» **Aim**: Across the entries below, how many lines contain the string "Engine"? Give only the count.

» **Given data**:
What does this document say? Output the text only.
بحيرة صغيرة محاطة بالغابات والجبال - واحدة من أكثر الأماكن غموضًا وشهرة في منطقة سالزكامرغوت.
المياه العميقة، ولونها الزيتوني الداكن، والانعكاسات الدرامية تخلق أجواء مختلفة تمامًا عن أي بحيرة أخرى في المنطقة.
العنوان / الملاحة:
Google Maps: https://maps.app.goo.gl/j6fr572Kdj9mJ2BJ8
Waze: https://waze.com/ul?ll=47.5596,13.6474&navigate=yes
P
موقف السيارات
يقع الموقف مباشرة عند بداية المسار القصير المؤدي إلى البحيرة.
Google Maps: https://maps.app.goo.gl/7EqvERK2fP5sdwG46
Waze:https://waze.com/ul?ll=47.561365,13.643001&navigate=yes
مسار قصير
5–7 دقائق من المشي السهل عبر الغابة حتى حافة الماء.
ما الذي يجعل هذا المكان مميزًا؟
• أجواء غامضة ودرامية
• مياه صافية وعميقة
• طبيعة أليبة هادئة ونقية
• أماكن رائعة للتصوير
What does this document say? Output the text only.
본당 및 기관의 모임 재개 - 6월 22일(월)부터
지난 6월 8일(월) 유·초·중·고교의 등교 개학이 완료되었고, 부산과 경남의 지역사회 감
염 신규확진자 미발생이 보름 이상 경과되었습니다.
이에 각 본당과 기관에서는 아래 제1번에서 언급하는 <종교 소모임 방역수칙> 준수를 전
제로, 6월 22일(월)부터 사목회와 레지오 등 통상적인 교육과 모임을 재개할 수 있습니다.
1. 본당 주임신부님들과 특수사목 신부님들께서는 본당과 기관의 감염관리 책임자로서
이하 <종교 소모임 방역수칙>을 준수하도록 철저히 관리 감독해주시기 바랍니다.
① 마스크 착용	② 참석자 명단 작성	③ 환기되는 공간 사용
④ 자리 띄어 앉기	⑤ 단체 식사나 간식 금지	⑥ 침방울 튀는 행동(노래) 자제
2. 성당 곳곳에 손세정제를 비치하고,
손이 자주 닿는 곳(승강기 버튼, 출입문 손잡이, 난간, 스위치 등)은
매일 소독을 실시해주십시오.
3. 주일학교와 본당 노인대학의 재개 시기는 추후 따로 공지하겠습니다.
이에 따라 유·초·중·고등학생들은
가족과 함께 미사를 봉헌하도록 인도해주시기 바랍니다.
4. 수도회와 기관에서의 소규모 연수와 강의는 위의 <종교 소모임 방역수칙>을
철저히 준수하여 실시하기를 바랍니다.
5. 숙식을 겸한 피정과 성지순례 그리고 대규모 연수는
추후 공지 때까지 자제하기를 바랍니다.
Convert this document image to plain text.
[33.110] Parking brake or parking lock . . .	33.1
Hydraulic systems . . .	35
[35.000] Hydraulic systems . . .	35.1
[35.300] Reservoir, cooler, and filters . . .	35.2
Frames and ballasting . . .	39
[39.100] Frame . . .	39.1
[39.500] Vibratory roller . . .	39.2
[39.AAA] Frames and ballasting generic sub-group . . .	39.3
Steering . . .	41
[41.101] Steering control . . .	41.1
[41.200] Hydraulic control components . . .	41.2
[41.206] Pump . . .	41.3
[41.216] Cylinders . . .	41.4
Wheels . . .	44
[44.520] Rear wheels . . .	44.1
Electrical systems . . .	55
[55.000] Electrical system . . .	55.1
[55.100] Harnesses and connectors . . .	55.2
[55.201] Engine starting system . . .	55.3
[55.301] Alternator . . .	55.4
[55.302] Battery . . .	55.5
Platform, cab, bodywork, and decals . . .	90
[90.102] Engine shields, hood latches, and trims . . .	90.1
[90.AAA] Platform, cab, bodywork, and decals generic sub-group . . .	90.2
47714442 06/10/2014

» **Final answer**: 2